= Set problem =
In the data that follows, find the line containing "Output the text content of this document."; then quote that line and every line after it, exactly, through the last one.

= Dataset excerpts =

════════

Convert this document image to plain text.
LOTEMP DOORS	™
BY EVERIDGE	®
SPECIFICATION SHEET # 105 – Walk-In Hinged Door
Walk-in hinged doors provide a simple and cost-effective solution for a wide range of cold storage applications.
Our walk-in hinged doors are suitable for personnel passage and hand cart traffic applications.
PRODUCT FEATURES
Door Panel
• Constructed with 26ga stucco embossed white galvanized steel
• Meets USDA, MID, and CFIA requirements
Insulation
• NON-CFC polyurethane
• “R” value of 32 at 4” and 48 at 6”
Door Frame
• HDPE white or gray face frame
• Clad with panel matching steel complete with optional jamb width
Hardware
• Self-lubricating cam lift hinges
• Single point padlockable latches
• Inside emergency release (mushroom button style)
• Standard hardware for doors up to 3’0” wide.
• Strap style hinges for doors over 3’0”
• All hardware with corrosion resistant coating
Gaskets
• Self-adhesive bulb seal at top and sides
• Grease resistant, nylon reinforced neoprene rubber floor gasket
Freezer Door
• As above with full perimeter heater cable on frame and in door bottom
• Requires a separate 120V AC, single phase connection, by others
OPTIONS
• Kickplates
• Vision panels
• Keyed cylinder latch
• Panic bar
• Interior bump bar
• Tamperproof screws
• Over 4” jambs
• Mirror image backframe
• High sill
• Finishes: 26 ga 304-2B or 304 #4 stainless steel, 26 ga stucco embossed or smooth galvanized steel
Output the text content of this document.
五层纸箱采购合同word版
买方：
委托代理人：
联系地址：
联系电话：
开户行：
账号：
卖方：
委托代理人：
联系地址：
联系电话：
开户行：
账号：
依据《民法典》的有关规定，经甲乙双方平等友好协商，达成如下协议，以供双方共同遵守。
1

════════

= Task response =
Output the text content of this document.
五层纸箱采购合同word版
买方：
委托代理人：
联系地址：
联系电话：
开户行：
账号：
卖方：
委托代理人：
联系地址：
联系电话：
开户行：
账号：
依据《民法典》的有关规定，经甲乙双方平等友好协商，达成如下协议，以供双方共同遵守。
1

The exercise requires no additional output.